Print out every line, exactly as written.
>> BEGIN
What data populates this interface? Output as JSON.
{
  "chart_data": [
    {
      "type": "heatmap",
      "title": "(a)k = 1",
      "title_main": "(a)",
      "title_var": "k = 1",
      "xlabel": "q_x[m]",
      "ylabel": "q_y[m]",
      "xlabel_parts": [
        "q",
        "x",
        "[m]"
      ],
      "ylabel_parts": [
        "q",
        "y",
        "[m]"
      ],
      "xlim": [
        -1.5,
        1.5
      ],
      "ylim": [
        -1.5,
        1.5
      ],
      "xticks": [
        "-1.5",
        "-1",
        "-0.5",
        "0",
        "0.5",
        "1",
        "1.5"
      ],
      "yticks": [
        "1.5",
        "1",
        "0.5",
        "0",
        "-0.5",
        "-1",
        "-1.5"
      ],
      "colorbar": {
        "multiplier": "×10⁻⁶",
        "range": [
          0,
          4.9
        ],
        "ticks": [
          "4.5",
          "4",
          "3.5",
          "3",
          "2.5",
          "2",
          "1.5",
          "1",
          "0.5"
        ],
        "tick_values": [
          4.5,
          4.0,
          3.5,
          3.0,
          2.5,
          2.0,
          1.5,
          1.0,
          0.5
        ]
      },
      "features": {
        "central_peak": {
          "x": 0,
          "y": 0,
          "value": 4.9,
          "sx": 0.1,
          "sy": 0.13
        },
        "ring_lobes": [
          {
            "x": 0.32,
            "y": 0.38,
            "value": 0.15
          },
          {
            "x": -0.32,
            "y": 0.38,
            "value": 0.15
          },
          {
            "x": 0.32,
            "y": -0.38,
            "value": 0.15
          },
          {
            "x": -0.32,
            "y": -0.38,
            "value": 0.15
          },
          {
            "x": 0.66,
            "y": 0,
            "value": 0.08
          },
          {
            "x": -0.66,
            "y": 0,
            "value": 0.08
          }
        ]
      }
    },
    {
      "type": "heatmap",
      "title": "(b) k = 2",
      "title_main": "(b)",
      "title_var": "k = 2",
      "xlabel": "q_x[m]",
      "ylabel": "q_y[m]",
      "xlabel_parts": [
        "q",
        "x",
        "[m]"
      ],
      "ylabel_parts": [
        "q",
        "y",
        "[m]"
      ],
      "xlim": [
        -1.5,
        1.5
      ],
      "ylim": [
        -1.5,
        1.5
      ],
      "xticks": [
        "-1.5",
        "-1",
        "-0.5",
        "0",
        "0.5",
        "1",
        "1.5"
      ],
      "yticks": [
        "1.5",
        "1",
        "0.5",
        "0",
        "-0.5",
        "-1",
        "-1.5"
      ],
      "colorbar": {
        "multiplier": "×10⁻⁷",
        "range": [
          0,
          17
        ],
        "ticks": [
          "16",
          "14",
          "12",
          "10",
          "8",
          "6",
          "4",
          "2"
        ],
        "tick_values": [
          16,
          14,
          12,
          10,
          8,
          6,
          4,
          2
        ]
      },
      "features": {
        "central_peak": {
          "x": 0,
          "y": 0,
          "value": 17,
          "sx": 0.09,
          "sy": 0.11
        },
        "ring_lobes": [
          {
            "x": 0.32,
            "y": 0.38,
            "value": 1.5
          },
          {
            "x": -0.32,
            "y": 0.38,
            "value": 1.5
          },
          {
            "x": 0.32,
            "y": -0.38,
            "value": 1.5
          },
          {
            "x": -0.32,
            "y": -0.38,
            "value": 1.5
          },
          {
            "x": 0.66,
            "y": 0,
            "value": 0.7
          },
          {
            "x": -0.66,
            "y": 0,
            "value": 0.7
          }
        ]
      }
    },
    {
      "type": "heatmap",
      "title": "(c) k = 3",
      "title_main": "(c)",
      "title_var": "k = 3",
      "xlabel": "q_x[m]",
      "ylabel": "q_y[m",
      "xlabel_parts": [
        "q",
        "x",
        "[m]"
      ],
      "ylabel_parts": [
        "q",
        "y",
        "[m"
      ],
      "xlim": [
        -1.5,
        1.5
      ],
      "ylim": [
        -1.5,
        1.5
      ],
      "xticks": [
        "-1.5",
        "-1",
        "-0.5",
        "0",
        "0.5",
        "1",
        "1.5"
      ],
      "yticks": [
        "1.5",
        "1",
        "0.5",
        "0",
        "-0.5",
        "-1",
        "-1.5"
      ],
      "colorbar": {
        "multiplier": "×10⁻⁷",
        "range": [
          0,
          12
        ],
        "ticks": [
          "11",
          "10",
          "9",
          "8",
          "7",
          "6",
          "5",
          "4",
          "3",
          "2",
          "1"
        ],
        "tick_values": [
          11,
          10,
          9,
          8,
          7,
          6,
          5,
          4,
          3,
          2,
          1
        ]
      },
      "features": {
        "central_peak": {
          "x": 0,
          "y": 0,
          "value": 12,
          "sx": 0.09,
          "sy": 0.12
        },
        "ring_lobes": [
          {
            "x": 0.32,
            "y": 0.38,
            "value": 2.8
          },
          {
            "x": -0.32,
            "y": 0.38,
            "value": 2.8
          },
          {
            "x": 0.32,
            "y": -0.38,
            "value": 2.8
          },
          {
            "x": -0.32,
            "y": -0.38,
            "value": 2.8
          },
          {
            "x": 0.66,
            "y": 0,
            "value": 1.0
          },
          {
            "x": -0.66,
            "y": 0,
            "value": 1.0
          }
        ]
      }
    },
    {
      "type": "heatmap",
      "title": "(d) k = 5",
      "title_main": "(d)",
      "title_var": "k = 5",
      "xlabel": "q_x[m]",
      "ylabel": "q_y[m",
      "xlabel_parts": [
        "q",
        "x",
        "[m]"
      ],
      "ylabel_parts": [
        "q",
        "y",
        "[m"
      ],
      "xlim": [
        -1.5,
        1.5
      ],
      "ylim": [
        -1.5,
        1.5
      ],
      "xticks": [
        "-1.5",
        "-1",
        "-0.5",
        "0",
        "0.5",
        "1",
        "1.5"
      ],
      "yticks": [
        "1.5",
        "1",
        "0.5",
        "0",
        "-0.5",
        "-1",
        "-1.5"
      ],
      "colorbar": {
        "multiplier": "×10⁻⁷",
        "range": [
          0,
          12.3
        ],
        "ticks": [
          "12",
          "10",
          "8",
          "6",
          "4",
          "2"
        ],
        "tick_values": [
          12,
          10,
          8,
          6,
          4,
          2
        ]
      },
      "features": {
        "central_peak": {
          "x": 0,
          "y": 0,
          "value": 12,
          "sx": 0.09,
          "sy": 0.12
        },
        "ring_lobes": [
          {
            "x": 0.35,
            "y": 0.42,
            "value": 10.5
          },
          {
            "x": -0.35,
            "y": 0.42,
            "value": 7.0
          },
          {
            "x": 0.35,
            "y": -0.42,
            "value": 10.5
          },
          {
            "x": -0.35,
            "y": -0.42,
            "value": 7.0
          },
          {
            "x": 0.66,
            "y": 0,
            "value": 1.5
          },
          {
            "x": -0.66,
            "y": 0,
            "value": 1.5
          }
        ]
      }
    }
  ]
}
>> END
= Output =
What data populates this interface? Output as JSON.
{
  "chart_data": [
    {
      "type": "heatmap",
      "title": "(a)k = 1",
      "title_main": "(a)",
      "title_var": "k = 1",
      "xlabel": "q_x[m]",
      "ylabel": "q_y[m]",
      "xlabel_parts": [
        "q",
        "x",
        "[m]"
      ],
      "ylabel_parts": [
        "q",
        "y",
        "[m]"
      ],
      "xlim": [
        -1.5,
        1.5
      ],
      "ylim": [
        -1.5,
        1.5
      ],
      "xticks": [
        "-1.5",
        "-1",
        "-0.5",
        "0",
        "0.5",
        "1",
        "1.5"
      ],
      "yticks": [
        "1.5",
        "1",
        "0.5",
        "0",
        "-0.5",
        "-1",
        "-1.5"
      ],
      "colorbar": {
        "multiplier": "×10⁻⁶",
        "range": [
          0,
          4.9
        ],
        "ticks": [
          "4.5",
          "4",
          "3.5",
          "3",
          "2.5",
          "2",
          "1.5",
          "1",
          "0.5"
        ],
        "tick_values": [
          4.5,
          4.0,
          3.5,
          3.0,
          2.5,
          2.0,
          1.5,
          1.0,
          0.5
        ]
      },
      "features": {
        "central_peak": {
          "x": 0,
          "y": 0,
          "value": 4.9,
          "sx": 0.1,
          "sy": 0.13
        },
        "ring_lobes": [
          {
            "x": 0.32,
            "y": 0.38,
            "value": 0.15
          },
          {
            "x": -0.32,
            "y": 0.38,
            "value": 0.15
          },
          {
            "x": 0.32,
            "y": -0.38,
            "value": 0.15
          },
          {
            "x": -0.32,
            "y": -0.38,
            "value": 0.15
          },
          {
            "x": 0.66,
            "y": 0,
            "value": 0.08
          },
          {
            "x": -0.66,
            "y": 0,
            "value": 0.08
          }
        ]
      }
    },
    {
      "type": "heatmap",
      "title": "(b) k = 2",
      "title_main": "(b)",
      "title_var": "k = 2",
      "xlabel": "q_x[m]",
      "ylabel": "q_y[m]",
      "xlabel_parts": [
        "q",
        "x",
        "[m]"
      ],
      "ylabel_parts": [
        "q",
        "y",
        "[m]"
      ],
      "xlim": [
        -1.5,
        1.5
      ],
      "ylim": [
        -1.5,
        1.5
      ],
      "xticks": [
        "-1.5",
        "-1",
        "-0.5",
        "0",
        "0.5",
        "1",
        "1.5"
      ],
      "yticks": [
        "1.5",
        "1",
        "0.5",
        "0",
        "-0.5",
        "-1",
        "-1.5"
      ],
      "colorbar": {
        "multiplier": "×10⁻⁷",
        "range": [
          0,
          17
        ],
        "ticks": [
          "16",
          "14",
          "12",
          "10",
          "8",
          "6",
          "4",
          "2"
        ],
        "tick_values": [
          16,
          14,
          12,
          10,
          8,
          6,
          4,
          2
        ]
      },
      "features": {
        "central_peak": {
          "x": 0,
          "y": 0,
          "value": 17,
          "sx": 0.09,
          "sy": 0.11
        },
        "ring_lobes": [
          {
            "x": 0.32,
            "y": 0.38,
            "value": 1.5
          },
          {
            "x": -0.32,
            "y": 0.38,
            "value": 1.5
          },
          {
            "x": 0.32,
            "y": -0.38,
            "value": 1.5
          },
          {
            "x": -0.32,
            "y": -0.38,
            "value": 1.5
          },
          {
            "x": 0.66,
            "y": 0,
            "value": 0.7
          },
          {
            "x": -0.66,
            "y": 0,
            "value": 0.7
          }
        ]
      }
    },
    {
      "type": "heatmap",
      "title": "(c) k = 3",
      "title_main": "(c)",
      "title_var": "k = 3",
      "xlabel": "q_x[m]",
      "ylabel": "q_y[m",
      "xlabel_parts": [
        "q",
        "x",
        "[m]"
      ],
      "ylabel_parts": [
        "q",
        "y",
        "[m"
      ],
      "xlim": [
        -1.5,
        1.5
      ],
      "ylim": [
        -1.5,
        1.5
      ],
      "xticks": [
        "-1.5",
        "-1",
        "-0.5",
        "0",
        "0.5",
        "1",
        "1.5"
      ],
      "yticks": [
        "1.5",
        "1",
        "0.5",
        "0",
        "-0.5",
        "-1",
        "-1.5"
      ],
      "colorbar": {
        "multiplier": "×10⁻⁷",
        "range": [
          0,
          12
        ],
        "ticks": [
          "11",
          "10",
          "9",
          "8",
          "7",
          "6",
          "5",
          "4",
          "3",
          "2",
          "1"
        ],
        "tick_values": [
          11,
          10,
          9,
          8,
          7,
          6,
          5,
          4,
          3,
          2,
          1
        ]
      },
      "features": {
        "central_peak": {
          "x": 0,
          "y": 0,
          "value": 12,
          "sx": 0.09,
          "sy": 0.12
        },
        "ring_lobes": [
          {
            "x": 0.32,
            "y": 0.38,
            "value": 2.8
          },
          {
            "x": -0.32,
            "y": 0.38,
            "value": 2.8
          },
          {
            "x": 0.32,
            "y": -0.38,
            "value": 2.8
          },
          {
            "x": -0.32,
            "y": -0.38,
            "value": 2.8
          },
          {
            "x": 0.66,
            "y": 0,
            "value": 1.0
          },
          {
            "x": -0.66,
            "y": 0,
            "value": 1.0
          }
        ]
      }
    },
    {
      "type": "heatmap",
      "title": "(d) k = 5",
      "title_main": "(d)",
      "title_var": "k = 5",
      "xlabel": "q_x[m]",
      "ylabel": "q_y[m",
      "xlabel_parts": [
        "q",
        "x",
        "[m]"
      ],
      "ylabel_parts": [
        "q",
        "y",
        "[m"
      ],
      "xlim": [
        -1.5,
        1.5
      ],
      "ylim": [
        -1.5,
        1.5
      ],
      "xticks": [
        "-1.5",
        "-1",
        "-0.5",
        "0",
        "0.5",
        "1",
        "1.5"
      ],
      "yticks": [
        "1.5",
        "1",
        "0.5",
        "0",
        "-0.5",
        "-1",
        "-1.5"
      ],
      "colorbar": {
        "multiplier": "×10⁻⁷",
        "range": [
          0,
          12.3
        ],
        "ticks": [
          "12",
          "10",
          "8",
          "6",
          "4",
          "2"
        ],
        "tick_values": [
          12,
          10,
          8,
          6,
          4,
          2
        ]
      },
      "features": {
        "central_peak": {
          "x": 0,
          "y": 0,
          "value": 12,
          "sx": 0.09,
          "sy": 0.12
        },
        "ring_lobes": [
          {
            "x": 0.35,
            "y": 0.42,
            "value": 10.5
          },
          {
            "x": -0.35,
            "y": 0.42,
            "value": 7.0
          },
          {
            "x": 0.35,
            "y": -0.42,
            "value": 10.5
          },
          {
            "x": -0.35,
            "y": -0.42,
            "value": 7.0
          },
          {
            "x": 0.66,
            "y": 0,
            "value": 1.5
          },
          {
            "x": -0.66,
            "y": 0,
            "value": 1.5
          }
        ]
      }
    }
  ]
}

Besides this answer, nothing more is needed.